* Task description *
Copy out the lines below word for word, starting at the first one and ending at the line that contains "metric-change: ↑ 6.7% [435,144,472,158]".

[start Record extracts]

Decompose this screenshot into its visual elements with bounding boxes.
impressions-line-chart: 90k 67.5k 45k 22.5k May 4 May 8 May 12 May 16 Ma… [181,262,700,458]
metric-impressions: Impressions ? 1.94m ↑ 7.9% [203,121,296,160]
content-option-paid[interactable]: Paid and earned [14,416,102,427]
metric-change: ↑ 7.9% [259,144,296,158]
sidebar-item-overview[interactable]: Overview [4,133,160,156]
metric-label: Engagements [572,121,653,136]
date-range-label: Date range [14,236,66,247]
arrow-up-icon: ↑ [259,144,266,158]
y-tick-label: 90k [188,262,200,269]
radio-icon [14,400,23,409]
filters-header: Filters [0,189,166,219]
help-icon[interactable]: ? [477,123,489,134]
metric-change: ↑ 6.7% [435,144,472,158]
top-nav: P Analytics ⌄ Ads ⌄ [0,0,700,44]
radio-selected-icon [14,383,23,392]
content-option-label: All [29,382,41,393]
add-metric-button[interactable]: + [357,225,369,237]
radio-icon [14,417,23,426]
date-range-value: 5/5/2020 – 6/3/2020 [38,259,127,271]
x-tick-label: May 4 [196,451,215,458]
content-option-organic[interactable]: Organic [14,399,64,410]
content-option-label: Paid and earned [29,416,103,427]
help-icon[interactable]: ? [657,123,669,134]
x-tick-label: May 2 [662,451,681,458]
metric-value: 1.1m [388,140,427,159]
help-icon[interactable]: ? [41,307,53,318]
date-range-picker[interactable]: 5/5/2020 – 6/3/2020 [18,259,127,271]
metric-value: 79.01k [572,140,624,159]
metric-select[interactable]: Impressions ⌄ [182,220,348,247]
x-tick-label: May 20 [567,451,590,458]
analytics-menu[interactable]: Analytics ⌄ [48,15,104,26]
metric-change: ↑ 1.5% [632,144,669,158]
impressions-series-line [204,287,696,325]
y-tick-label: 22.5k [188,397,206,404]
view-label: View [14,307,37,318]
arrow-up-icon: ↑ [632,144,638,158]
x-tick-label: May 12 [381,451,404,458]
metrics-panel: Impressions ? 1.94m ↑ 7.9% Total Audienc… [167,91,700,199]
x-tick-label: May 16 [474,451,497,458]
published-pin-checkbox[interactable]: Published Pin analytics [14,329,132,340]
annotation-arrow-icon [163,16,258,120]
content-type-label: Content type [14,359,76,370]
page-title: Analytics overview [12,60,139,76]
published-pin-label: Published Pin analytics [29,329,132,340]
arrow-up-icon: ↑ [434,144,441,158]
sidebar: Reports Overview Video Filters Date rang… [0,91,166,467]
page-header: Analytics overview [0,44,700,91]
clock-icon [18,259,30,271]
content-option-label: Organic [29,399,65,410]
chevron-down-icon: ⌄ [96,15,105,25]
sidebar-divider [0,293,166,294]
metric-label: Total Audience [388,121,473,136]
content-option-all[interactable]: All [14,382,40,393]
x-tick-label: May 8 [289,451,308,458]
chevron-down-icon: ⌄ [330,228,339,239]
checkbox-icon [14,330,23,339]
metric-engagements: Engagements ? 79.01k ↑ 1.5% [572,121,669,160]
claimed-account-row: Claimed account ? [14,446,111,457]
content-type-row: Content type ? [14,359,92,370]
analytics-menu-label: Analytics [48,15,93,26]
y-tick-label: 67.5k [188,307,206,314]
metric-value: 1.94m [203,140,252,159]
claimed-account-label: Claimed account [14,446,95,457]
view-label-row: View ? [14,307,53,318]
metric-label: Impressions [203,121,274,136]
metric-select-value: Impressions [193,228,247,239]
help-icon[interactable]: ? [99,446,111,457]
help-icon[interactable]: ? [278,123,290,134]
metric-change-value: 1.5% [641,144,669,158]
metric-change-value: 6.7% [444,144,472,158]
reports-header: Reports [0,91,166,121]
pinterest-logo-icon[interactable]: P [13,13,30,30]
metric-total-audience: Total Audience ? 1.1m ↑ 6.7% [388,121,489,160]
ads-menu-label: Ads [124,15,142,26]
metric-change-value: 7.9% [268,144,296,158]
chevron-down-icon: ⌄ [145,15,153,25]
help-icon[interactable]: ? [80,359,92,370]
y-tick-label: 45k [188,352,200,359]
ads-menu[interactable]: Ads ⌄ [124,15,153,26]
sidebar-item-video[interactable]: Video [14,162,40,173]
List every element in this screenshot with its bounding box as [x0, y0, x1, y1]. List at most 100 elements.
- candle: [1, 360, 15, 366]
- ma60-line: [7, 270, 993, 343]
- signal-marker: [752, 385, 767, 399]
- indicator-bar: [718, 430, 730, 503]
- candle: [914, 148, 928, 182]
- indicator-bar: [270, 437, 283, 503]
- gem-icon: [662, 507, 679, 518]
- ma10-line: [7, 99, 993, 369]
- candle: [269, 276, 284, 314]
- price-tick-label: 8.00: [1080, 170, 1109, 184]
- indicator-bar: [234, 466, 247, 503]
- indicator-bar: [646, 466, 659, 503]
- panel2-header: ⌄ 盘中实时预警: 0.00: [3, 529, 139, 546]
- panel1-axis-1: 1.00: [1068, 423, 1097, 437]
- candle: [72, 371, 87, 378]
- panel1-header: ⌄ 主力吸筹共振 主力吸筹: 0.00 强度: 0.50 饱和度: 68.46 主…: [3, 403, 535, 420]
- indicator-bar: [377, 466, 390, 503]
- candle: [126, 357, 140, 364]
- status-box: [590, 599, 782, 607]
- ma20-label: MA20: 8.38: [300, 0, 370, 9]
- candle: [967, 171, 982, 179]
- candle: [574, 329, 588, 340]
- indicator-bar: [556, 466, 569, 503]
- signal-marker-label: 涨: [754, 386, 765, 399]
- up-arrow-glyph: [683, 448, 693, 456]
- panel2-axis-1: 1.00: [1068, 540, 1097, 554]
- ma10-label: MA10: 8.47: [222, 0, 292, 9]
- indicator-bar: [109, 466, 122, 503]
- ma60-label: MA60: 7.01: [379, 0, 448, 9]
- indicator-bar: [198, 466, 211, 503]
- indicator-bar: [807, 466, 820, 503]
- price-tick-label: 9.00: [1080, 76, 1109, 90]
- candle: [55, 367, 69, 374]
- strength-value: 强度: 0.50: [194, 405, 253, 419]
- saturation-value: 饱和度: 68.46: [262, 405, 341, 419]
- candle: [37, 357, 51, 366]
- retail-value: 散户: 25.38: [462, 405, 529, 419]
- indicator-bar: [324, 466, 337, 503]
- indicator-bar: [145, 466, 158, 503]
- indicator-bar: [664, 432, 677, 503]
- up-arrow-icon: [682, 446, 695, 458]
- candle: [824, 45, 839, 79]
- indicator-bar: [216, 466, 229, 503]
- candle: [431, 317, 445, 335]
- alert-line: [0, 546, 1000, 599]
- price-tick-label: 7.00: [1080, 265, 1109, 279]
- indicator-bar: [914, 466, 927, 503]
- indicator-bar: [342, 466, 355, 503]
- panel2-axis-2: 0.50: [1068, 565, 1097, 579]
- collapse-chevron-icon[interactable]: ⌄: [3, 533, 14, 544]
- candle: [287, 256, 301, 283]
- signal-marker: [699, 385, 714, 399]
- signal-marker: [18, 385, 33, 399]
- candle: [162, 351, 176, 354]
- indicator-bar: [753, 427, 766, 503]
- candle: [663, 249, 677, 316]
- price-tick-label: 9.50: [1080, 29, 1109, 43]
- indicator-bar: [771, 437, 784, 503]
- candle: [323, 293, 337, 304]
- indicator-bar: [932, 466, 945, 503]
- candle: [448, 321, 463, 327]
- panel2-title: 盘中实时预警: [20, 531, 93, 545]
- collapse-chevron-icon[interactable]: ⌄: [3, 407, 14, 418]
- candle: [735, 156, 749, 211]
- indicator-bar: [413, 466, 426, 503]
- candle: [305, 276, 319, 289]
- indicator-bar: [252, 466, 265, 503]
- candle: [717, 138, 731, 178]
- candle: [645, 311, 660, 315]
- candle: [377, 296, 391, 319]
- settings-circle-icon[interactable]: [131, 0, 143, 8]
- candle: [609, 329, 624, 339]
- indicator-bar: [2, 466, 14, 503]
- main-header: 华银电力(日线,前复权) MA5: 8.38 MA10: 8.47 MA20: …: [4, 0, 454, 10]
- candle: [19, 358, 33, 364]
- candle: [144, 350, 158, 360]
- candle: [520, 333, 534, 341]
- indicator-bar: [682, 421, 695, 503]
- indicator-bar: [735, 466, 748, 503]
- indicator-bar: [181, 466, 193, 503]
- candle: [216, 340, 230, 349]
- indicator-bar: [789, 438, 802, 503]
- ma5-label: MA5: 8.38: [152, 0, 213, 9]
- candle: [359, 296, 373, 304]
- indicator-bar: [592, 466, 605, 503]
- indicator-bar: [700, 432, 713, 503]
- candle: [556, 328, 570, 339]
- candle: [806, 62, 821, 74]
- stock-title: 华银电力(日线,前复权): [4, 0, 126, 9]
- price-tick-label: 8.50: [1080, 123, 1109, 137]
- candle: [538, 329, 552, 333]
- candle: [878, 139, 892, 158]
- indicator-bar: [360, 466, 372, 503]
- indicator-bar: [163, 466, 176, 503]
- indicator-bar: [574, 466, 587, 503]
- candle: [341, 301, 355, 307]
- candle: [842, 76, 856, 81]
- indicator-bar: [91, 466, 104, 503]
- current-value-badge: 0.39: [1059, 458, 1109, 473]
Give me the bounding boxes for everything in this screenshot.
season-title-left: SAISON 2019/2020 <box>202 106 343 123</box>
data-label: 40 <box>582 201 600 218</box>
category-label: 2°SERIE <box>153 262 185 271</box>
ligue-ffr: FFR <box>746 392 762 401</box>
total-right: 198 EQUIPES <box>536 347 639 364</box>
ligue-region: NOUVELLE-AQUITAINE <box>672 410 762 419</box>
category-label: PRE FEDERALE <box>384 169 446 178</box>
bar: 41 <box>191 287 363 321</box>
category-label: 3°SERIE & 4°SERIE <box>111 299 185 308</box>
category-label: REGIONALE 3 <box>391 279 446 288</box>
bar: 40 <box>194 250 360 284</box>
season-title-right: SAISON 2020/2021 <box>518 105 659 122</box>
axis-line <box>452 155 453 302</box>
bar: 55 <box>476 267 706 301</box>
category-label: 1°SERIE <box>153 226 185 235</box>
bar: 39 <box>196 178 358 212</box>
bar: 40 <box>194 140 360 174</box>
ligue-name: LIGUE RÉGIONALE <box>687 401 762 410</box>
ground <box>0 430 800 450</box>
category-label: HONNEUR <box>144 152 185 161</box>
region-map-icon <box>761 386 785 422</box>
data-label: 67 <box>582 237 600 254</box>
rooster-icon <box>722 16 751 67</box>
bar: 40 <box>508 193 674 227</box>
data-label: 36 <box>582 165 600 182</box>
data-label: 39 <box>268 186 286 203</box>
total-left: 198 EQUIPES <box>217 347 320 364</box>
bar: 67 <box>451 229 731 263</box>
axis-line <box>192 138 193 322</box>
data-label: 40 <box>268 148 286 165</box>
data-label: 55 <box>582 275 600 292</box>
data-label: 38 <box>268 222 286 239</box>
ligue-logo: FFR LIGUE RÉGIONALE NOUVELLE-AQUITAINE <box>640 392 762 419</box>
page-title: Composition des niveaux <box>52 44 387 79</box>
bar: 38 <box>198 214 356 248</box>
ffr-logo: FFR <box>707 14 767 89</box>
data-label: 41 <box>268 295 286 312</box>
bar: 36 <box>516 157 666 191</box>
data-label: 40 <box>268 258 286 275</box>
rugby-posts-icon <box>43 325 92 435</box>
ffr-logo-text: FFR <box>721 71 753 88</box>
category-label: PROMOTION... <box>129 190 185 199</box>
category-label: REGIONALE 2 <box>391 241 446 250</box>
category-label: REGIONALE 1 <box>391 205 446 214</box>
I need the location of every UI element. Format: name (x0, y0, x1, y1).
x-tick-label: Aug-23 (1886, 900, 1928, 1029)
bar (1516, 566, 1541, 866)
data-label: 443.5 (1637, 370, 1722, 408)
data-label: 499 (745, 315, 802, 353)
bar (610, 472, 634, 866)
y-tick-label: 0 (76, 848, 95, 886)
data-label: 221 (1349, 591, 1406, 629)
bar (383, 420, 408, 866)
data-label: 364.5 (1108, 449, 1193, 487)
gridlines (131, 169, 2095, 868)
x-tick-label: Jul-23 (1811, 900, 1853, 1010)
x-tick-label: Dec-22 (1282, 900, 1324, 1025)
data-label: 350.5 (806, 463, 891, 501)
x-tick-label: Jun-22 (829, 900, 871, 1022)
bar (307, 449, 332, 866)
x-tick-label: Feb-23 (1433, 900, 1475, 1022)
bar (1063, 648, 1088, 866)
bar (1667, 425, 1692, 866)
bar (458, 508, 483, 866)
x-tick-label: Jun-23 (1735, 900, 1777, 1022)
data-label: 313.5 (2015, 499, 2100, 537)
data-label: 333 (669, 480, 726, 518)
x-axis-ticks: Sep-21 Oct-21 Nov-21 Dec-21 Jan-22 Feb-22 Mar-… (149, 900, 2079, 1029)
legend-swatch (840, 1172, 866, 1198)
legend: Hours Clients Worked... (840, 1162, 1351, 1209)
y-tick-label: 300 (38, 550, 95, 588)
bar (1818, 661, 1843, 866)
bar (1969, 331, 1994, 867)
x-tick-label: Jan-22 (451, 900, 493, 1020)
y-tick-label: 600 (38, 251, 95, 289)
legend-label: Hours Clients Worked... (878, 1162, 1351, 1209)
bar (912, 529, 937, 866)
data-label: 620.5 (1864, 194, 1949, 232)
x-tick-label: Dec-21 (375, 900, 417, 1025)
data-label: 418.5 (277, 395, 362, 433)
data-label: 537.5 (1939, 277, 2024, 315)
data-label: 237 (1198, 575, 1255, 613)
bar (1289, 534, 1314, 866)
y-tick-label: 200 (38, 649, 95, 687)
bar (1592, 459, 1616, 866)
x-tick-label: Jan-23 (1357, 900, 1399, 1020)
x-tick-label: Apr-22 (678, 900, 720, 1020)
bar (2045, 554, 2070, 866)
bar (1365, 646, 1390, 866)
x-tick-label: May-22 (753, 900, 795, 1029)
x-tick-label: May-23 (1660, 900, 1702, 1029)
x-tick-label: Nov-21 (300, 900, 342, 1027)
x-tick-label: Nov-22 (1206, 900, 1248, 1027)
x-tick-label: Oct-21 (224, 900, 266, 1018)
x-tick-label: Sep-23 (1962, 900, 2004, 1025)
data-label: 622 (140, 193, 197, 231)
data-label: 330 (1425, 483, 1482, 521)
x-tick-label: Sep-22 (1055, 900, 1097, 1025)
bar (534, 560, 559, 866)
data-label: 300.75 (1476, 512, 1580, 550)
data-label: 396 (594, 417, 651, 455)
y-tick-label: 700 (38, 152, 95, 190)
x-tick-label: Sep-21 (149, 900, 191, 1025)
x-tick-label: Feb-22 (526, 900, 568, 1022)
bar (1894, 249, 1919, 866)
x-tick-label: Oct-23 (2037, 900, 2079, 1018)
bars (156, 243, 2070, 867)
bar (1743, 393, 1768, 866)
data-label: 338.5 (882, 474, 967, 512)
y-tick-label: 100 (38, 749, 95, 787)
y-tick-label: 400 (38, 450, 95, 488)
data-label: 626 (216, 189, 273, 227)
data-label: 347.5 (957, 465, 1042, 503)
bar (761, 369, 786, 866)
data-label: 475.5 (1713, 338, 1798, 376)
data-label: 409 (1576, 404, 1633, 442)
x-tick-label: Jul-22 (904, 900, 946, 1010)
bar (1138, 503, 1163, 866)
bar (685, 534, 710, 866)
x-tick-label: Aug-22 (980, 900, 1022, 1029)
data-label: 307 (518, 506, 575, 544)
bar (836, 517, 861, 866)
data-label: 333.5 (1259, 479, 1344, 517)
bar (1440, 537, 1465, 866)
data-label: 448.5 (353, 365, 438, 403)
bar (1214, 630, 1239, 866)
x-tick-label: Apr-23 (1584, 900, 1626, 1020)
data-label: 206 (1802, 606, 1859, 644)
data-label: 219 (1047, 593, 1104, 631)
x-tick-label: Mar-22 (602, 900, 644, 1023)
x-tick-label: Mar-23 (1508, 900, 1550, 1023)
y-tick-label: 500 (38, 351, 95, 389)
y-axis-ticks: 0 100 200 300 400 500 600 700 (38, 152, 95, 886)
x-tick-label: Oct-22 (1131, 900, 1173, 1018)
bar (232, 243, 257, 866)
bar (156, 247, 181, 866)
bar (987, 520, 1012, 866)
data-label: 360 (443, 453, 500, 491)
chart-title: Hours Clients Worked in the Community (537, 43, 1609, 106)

[end Record extracts]

* In response *
Decompose this screenshot into its visual elements with bounding boxes.
impressions-line-chart: 90k 67.5k 45k 22.5k May 4 May 8 May 12 May 16 Ma… [181,262,700,458]
metric-impressions: Impressions ? 1.94m ↑ 7.9% [203,121,296,160]
content-option-paid[interactable]: Paid and earned [14,416,102,427]
metric-change: ↑ 7.9% [259,144,296,158]
sidebar-item-overview[interactable]: Overview [4,133,160,156]
metric-label: Engagements [572,121,653,136]
date-range-label: Date range [14,236,66,247]
arrow-up-icon: ↑ [259,144,266,158]
y-tick-label: 90k [188,262,200,269]
radio-icon [14,400,23,409]
filters-header: Filters [0,189,166,219]
help-icon[interactable]: ? [477,123,489,134]
metric-change: ↑ 6.7% [435,144,472,158]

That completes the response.